=== Given exercise ===
Report every line from the material that contains the word "Wage".

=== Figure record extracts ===

start

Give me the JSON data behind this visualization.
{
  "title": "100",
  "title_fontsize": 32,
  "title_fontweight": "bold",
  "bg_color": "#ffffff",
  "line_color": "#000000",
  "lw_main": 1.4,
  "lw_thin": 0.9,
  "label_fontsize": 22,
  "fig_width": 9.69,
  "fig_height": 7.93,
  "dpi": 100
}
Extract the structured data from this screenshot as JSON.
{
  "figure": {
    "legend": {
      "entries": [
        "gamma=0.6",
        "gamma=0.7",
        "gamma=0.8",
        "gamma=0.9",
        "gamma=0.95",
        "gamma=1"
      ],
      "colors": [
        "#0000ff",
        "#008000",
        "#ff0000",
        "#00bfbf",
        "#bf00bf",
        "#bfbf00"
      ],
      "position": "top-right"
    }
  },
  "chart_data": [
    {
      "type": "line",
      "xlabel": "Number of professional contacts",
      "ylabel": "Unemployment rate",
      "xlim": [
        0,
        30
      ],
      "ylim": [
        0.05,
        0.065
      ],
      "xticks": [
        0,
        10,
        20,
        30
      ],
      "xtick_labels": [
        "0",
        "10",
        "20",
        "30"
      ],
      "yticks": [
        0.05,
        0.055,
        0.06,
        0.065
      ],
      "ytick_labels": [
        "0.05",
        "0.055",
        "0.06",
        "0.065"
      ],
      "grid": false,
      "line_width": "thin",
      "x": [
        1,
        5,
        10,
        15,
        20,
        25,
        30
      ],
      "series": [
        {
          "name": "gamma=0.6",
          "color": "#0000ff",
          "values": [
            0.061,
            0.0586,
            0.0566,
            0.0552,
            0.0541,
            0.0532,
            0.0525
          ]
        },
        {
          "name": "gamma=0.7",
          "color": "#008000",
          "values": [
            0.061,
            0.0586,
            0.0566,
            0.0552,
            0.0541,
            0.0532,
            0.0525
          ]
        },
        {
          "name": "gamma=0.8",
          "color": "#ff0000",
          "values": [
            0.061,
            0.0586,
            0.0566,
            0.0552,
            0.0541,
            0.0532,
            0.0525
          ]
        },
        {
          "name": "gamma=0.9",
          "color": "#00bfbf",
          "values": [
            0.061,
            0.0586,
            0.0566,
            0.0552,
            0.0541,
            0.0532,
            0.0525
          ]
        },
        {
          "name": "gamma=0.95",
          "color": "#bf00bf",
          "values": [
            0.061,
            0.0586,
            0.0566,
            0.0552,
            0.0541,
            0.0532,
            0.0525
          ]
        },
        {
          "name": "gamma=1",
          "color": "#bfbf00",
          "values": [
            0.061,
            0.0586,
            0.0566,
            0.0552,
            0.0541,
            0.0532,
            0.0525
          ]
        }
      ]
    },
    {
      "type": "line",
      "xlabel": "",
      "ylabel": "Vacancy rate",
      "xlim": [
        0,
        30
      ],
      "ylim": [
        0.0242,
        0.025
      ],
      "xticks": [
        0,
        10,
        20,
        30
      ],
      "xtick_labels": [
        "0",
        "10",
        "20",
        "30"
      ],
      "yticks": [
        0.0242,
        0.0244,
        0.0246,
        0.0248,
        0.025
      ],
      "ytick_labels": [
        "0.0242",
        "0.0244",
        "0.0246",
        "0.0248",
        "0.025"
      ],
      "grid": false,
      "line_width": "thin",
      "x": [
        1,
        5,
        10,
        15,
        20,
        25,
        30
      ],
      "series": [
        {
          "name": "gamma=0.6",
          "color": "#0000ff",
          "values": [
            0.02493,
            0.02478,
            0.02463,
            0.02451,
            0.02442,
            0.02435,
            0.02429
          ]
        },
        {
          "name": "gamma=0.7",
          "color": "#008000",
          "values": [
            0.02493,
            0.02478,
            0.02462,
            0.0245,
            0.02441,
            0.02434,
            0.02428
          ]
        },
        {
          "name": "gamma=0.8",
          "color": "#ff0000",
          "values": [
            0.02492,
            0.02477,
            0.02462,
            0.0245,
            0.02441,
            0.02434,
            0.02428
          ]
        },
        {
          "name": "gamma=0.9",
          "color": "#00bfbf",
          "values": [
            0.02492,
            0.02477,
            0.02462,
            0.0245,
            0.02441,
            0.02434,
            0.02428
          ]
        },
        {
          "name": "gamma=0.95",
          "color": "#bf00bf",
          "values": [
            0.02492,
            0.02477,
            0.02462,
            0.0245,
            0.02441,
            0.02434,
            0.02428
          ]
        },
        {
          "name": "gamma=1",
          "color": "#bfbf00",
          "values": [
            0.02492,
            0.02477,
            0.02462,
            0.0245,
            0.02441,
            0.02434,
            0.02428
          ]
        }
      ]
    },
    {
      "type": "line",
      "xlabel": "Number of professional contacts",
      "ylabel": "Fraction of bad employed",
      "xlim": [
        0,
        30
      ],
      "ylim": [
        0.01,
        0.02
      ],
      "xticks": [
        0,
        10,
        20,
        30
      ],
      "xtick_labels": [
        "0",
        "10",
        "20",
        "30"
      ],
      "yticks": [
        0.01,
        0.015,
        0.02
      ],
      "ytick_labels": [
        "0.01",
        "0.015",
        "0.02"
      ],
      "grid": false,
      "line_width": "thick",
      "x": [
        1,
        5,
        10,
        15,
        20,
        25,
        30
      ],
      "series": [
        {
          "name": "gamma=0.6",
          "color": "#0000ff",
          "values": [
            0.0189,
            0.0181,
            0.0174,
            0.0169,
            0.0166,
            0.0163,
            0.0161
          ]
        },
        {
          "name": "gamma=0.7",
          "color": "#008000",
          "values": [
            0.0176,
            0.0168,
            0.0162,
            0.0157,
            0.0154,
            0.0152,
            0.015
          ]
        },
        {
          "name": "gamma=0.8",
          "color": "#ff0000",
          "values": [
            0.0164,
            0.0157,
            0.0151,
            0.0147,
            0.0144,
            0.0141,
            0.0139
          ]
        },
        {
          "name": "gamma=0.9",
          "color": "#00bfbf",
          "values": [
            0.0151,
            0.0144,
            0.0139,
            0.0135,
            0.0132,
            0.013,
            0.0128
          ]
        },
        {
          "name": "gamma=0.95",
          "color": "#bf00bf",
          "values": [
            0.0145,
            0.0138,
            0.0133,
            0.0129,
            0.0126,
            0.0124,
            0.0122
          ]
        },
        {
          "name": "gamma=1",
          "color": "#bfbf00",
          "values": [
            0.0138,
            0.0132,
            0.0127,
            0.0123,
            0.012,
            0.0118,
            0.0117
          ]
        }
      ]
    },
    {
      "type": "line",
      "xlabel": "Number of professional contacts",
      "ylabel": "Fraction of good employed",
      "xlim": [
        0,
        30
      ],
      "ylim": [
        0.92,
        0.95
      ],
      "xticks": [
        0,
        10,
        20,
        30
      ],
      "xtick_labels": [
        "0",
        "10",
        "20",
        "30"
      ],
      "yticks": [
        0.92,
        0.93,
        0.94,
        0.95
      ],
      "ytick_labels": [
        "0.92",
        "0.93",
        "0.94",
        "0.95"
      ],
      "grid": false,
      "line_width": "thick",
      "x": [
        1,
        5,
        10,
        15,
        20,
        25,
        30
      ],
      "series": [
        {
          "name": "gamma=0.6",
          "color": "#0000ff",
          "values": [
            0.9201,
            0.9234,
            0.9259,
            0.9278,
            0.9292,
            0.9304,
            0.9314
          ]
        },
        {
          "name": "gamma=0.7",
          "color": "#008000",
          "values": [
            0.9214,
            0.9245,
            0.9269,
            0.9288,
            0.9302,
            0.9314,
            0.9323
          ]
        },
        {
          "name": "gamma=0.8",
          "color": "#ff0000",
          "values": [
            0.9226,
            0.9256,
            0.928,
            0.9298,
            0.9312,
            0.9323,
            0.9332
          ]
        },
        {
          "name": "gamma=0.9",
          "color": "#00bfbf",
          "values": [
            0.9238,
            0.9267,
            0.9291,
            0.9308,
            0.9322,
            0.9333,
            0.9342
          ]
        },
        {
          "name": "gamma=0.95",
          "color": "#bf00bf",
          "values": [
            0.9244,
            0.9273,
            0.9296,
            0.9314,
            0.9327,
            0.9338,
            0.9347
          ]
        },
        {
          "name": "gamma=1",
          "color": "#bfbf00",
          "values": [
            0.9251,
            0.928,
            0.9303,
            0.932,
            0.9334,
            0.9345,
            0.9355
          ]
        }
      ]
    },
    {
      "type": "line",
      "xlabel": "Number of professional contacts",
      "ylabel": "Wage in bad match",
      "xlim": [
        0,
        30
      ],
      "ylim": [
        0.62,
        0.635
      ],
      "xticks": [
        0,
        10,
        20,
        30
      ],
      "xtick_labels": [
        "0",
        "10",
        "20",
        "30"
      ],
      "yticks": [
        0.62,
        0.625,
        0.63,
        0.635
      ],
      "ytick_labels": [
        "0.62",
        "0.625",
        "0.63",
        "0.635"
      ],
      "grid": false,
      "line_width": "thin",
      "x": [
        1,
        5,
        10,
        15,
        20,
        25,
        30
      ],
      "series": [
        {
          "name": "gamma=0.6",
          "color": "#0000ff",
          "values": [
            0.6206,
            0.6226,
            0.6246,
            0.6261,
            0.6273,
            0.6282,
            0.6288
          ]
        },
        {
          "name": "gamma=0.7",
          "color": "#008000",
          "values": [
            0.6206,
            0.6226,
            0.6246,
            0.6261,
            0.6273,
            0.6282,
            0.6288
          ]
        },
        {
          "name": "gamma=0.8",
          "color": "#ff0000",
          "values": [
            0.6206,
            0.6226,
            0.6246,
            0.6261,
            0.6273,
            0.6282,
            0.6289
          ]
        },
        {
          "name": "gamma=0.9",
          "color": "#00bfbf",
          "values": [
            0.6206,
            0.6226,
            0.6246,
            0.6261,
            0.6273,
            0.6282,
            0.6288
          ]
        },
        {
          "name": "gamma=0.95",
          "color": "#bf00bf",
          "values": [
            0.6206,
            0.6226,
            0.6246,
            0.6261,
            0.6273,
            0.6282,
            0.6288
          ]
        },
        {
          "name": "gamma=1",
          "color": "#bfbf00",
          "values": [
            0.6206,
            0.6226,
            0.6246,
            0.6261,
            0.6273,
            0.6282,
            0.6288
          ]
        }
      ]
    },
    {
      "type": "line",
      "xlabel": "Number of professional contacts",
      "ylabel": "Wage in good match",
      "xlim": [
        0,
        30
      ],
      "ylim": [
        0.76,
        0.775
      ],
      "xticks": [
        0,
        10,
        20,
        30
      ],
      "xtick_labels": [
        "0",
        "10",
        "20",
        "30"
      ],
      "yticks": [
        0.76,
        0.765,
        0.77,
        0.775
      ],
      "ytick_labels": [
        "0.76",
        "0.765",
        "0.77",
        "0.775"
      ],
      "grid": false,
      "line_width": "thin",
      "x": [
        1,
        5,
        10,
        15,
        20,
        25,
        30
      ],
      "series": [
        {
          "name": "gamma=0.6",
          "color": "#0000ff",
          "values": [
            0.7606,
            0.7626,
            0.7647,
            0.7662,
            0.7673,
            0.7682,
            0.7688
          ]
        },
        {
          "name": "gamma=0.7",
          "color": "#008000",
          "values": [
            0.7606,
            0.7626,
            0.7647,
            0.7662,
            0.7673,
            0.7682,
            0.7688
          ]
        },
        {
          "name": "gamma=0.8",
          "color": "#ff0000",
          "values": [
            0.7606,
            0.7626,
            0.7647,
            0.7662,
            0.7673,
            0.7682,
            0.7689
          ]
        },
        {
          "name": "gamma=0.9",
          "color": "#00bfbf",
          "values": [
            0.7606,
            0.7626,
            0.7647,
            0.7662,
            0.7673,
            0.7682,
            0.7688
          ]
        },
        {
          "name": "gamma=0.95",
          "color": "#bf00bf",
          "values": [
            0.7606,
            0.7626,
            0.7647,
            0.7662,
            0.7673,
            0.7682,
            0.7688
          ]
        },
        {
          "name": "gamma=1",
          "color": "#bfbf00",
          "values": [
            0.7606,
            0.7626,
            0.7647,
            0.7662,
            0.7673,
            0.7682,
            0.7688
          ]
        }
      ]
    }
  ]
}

end

=== Exercise response ===
      "ylabel": "Wage in bad match",
      "ylabel": "Wage in good match",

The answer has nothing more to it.